[Figure data in JSON]
━━━━━━━━━━
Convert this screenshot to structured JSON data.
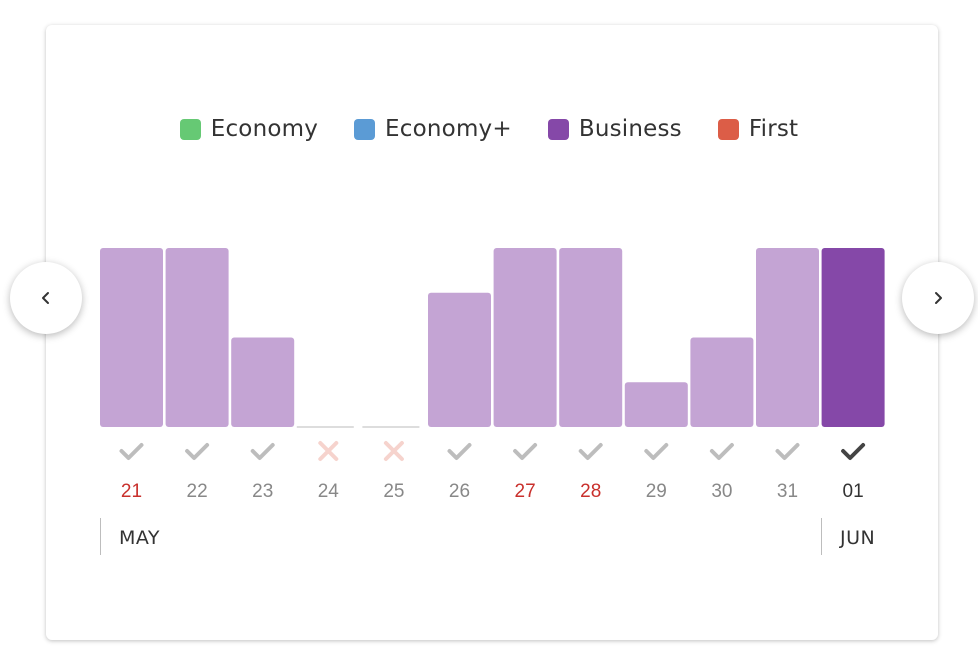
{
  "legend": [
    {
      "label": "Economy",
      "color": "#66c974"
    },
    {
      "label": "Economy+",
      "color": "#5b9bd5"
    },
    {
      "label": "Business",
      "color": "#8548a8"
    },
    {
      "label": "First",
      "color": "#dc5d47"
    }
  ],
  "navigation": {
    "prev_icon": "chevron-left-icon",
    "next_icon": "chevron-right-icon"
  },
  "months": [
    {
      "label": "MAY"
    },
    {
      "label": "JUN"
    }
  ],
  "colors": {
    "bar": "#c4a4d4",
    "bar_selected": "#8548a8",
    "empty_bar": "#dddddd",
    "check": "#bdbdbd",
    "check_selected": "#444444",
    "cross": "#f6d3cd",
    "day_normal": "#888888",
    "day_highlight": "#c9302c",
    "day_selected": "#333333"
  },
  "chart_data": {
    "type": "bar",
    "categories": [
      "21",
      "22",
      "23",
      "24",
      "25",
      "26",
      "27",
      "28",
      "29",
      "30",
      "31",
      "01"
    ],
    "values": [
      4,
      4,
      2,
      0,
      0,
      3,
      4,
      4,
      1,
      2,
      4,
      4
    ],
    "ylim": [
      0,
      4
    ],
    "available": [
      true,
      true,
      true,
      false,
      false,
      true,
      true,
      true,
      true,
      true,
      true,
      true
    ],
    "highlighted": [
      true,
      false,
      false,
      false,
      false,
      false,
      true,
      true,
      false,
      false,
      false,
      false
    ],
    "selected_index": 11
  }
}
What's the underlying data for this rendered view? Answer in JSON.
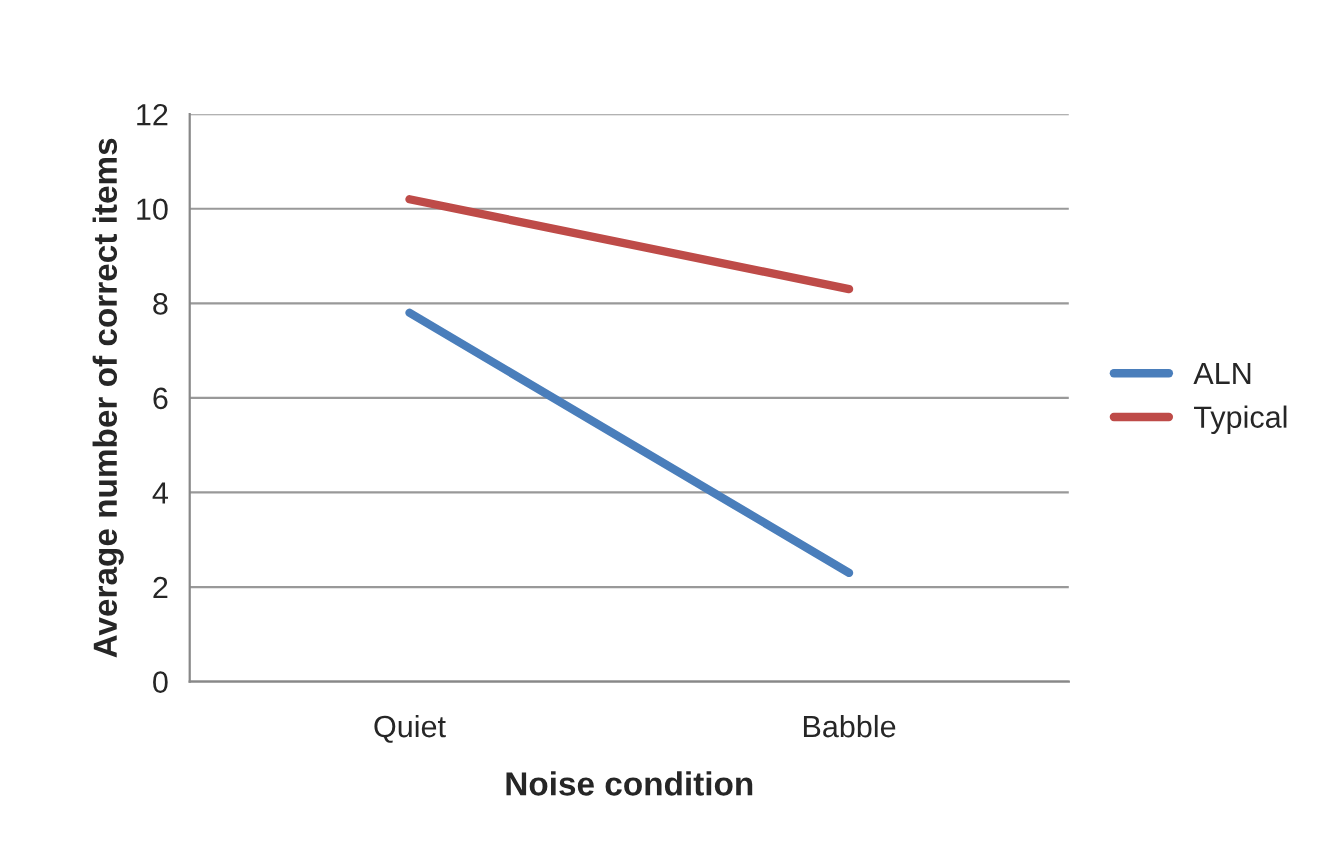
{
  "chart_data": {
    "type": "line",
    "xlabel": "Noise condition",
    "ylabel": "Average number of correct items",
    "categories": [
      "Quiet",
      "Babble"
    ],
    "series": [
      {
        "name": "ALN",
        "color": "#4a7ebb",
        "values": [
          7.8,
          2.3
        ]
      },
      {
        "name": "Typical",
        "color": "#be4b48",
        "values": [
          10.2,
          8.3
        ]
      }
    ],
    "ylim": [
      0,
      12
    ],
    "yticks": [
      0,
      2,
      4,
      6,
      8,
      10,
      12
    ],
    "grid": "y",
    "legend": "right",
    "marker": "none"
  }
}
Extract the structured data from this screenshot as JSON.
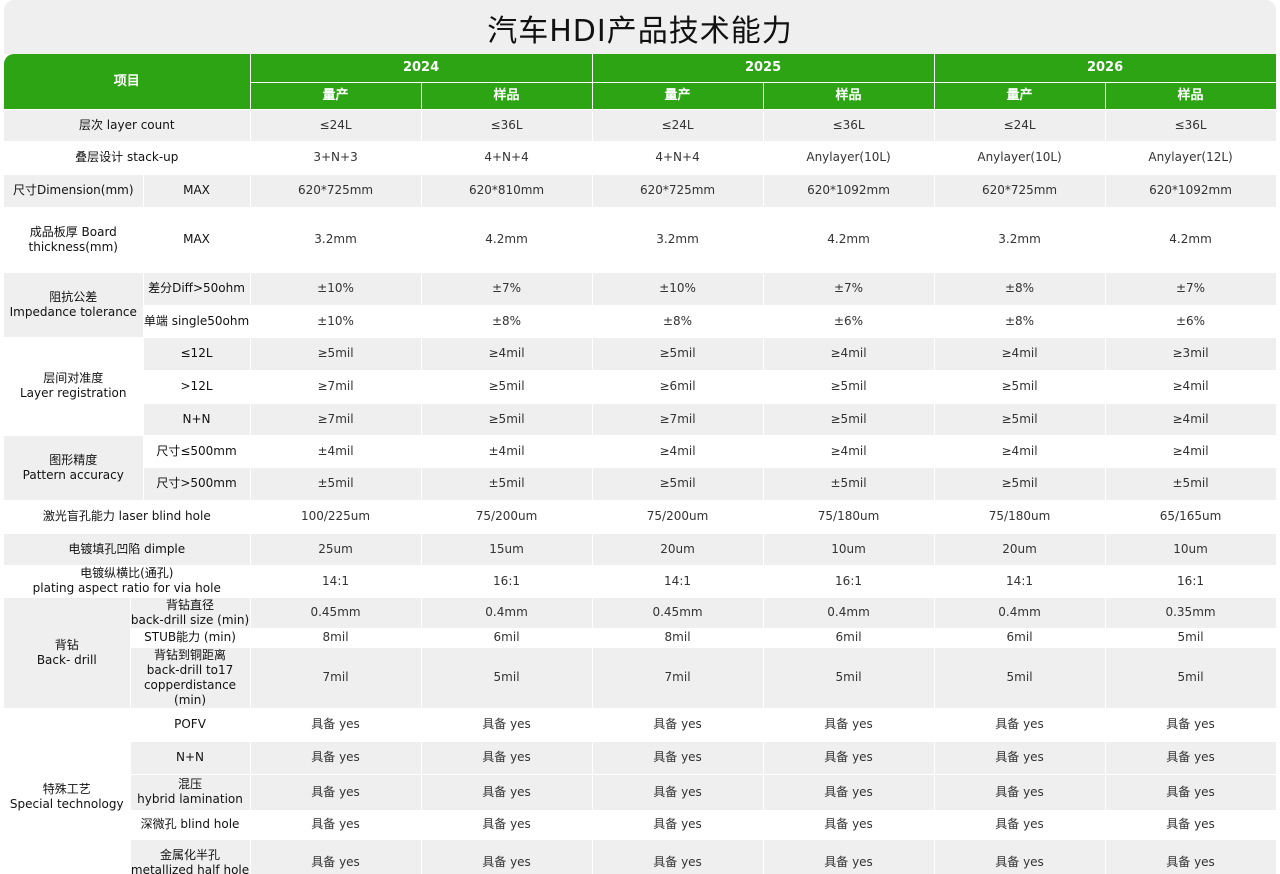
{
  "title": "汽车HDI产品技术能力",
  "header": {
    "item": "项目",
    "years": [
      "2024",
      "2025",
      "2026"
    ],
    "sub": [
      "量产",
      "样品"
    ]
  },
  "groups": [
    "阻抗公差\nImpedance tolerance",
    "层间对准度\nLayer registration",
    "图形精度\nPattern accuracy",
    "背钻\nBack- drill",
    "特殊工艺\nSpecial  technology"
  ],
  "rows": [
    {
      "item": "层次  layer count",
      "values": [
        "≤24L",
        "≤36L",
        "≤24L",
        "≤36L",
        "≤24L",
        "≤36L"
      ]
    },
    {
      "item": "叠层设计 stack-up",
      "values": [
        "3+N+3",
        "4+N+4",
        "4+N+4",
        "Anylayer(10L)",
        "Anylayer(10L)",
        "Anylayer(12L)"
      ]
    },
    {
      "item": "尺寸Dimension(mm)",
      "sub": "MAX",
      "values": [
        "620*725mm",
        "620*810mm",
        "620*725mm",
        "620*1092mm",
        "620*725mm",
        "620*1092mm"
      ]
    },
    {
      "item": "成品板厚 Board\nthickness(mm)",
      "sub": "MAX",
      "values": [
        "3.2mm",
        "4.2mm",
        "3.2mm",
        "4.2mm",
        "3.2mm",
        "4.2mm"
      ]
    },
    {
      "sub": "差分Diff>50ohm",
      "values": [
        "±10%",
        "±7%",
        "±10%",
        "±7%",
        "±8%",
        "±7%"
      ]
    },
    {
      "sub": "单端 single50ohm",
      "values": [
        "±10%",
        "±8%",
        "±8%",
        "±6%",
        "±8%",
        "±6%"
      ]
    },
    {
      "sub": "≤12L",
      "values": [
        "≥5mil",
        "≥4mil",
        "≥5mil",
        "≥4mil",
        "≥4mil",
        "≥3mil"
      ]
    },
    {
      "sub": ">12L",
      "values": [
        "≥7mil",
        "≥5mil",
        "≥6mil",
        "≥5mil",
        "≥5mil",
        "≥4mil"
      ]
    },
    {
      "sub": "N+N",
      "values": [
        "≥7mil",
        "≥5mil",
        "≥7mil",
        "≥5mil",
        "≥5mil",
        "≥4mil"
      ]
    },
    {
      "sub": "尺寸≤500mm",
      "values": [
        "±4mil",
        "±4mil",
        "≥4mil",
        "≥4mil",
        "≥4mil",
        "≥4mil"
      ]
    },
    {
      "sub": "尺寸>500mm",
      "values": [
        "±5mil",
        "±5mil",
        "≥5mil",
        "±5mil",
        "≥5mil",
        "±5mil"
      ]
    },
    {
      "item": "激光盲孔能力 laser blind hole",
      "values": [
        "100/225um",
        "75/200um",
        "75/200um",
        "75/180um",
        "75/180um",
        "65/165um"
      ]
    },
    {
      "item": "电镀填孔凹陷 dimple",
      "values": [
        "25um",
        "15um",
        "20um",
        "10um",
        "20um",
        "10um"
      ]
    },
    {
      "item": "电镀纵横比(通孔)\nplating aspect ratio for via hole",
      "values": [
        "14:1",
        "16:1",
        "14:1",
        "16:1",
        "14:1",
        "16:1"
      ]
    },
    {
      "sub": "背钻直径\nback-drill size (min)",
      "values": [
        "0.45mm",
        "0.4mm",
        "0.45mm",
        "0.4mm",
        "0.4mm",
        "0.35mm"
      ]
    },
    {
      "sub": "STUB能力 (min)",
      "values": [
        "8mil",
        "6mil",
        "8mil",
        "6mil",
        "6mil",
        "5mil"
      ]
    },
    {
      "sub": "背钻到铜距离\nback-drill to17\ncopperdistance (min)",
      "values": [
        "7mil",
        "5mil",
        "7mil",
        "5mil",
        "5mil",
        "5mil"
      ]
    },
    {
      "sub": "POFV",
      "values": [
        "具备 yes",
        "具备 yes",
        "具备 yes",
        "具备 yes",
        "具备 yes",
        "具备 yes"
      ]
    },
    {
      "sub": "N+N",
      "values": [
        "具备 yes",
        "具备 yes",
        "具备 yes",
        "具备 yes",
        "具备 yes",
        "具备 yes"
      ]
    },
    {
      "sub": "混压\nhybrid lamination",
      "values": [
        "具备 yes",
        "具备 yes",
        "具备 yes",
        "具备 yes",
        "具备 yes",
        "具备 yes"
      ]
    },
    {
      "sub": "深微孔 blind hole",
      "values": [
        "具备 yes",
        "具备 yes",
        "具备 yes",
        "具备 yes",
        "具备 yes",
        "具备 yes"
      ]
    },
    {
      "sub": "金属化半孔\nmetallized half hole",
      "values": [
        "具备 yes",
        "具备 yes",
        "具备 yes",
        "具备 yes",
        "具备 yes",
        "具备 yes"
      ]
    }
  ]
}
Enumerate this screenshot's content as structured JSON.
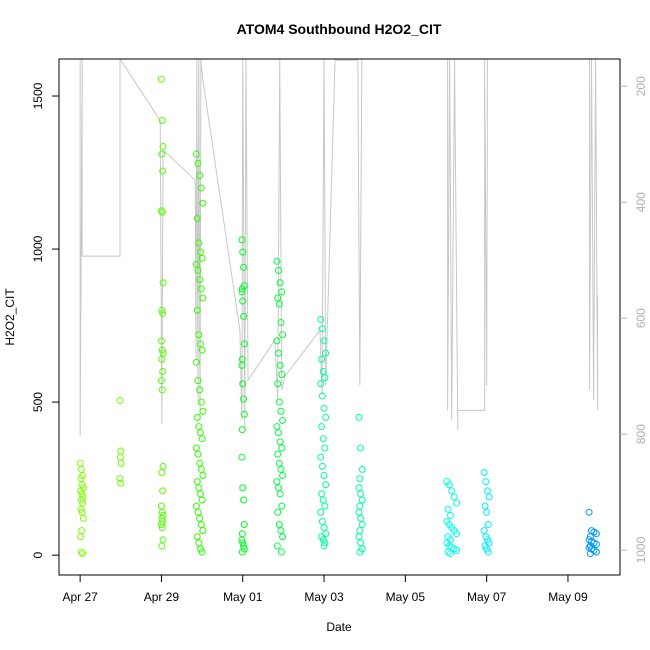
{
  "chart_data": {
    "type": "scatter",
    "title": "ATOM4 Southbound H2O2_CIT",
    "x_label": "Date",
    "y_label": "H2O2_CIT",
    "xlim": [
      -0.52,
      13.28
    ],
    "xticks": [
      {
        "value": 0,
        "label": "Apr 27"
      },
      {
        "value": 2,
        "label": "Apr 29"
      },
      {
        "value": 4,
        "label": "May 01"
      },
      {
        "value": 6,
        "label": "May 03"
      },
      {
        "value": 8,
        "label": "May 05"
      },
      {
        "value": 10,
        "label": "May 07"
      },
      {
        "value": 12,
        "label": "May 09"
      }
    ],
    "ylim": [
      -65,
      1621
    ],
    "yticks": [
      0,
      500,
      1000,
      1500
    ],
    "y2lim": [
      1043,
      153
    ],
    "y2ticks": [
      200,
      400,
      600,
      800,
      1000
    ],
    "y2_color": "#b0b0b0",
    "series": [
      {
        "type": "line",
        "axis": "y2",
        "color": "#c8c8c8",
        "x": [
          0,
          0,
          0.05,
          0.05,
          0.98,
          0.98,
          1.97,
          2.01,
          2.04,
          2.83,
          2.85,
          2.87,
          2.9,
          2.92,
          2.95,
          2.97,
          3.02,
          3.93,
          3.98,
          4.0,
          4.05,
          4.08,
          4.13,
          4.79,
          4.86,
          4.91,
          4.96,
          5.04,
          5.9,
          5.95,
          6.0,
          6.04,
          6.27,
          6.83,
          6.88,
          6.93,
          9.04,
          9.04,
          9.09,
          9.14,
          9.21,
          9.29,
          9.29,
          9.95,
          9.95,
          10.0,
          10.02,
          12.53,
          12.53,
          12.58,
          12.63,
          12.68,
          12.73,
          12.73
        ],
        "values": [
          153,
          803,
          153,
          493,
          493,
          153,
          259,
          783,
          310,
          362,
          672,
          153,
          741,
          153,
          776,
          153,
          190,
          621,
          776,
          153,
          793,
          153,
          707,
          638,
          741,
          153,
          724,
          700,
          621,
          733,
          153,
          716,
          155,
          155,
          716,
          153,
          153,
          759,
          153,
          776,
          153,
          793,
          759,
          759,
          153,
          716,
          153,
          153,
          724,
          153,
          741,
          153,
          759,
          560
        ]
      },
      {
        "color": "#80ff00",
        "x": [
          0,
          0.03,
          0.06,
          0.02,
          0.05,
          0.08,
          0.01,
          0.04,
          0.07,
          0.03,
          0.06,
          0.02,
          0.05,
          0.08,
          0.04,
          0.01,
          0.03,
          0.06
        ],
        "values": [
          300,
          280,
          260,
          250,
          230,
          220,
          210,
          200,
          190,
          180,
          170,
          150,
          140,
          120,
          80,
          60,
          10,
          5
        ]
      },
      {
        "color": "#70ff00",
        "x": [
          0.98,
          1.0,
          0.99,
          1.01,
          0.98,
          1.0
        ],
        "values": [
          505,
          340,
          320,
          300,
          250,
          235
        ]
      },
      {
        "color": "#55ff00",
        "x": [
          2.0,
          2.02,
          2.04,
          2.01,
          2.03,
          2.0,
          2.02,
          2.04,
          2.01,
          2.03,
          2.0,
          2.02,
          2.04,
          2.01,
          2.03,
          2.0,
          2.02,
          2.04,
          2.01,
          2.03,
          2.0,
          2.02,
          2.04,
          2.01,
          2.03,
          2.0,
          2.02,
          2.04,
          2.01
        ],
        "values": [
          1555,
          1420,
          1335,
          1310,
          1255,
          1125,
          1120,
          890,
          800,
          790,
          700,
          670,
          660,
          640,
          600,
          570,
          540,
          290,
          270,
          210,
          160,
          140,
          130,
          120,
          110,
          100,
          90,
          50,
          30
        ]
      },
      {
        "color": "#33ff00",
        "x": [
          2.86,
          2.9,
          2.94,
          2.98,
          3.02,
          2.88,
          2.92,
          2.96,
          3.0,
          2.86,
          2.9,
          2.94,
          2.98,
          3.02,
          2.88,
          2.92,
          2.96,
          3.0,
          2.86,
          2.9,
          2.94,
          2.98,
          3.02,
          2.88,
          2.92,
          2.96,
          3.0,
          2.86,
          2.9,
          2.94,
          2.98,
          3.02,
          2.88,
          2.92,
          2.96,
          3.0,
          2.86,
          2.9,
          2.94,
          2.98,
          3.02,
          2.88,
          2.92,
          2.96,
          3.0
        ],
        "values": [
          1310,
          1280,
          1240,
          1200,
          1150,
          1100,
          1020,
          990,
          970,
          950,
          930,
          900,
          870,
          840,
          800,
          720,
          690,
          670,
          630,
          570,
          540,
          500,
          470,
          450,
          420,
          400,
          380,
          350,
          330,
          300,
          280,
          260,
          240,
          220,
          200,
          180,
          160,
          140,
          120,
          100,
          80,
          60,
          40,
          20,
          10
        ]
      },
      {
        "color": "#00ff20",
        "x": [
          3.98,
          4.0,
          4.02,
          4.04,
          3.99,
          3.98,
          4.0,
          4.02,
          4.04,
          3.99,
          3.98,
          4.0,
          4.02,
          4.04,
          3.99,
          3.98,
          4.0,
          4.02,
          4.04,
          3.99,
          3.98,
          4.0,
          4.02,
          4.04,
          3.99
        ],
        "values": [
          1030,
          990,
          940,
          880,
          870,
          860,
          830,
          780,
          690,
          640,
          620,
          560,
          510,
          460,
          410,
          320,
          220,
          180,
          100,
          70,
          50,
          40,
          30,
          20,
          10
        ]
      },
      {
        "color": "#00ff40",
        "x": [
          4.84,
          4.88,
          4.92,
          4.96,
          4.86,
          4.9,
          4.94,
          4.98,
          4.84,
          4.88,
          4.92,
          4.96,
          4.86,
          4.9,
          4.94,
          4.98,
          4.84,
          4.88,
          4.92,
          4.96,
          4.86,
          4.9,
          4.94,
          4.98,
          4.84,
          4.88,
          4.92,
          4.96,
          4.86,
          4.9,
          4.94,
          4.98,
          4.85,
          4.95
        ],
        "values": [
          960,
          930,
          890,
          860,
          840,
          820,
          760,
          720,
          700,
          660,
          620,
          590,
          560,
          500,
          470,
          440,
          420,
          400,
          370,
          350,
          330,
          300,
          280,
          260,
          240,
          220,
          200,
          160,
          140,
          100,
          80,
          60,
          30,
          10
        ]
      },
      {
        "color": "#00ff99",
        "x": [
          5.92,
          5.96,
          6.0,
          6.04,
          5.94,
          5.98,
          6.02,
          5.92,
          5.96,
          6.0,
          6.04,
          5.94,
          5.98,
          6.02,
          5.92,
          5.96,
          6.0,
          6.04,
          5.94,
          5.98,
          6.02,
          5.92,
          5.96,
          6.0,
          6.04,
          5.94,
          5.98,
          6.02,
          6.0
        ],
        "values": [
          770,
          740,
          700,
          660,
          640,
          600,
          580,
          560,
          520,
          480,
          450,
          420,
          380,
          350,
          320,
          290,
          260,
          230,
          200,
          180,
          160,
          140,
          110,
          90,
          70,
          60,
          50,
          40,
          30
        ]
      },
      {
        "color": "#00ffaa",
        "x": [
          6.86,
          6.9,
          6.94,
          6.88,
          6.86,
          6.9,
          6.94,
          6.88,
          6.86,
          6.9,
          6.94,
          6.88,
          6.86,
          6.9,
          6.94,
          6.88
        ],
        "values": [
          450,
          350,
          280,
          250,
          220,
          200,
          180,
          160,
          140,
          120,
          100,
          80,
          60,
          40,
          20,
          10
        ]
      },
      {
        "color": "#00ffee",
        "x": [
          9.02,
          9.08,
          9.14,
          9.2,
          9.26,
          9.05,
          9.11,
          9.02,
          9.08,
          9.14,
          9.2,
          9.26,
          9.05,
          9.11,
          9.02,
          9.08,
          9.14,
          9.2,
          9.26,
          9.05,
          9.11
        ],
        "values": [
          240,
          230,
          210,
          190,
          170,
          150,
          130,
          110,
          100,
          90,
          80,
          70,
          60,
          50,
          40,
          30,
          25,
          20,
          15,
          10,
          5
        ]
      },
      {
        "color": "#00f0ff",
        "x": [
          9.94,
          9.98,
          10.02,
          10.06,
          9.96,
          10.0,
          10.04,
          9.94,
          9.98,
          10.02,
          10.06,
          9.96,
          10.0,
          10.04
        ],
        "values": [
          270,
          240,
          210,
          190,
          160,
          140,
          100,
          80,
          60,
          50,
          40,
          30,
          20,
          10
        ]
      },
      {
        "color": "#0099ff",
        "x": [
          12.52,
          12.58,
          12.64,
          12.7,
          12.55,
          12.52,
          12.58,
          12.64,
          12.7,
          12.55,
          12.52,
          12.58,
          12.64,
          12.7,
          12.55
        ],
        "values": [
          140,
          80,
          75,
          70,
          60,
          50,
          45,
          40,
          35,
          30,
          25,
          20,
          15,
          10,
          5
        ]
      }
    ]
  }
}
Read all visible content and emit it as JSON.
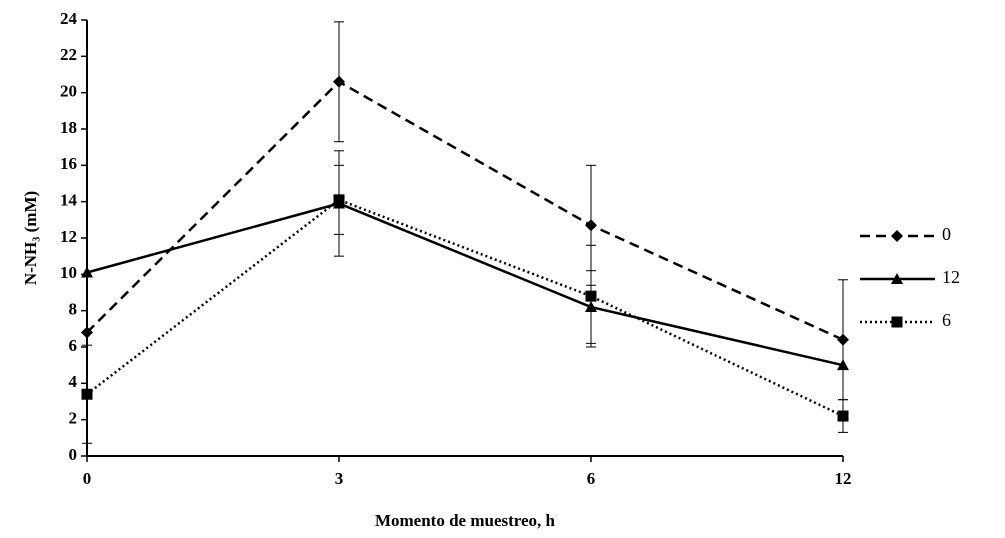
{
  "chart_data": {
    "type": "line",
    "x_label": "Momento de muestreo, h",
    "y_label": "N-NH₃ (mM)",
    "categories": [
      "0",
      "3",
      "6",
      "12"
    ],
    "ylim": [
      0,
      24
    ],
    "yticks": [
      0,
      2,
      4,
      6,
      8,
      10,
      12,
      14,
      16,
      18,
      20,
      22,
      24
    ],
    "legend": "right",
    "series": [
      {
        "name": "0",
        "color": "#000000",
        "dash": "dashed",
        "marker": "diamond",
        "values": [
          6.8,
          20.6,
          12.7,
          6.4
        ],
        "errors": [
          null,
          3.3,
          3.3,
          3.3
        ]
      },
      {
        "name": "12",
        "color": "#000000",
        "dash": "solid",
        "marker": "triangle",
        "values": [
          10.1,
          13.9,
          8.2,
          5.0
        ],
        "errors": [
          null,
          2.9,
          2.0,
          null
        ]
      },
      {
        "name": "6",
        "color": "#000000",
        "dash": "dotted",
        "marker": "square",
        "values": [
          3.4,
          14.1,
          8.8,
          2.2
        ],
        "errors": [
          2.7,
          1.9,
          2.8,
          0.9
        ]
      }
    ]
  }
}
━━━━━━━━━━
**The exercise**: Tally up the lines in the records that contain the word "screenshot" and give only the total.

**Answer to this task**: 3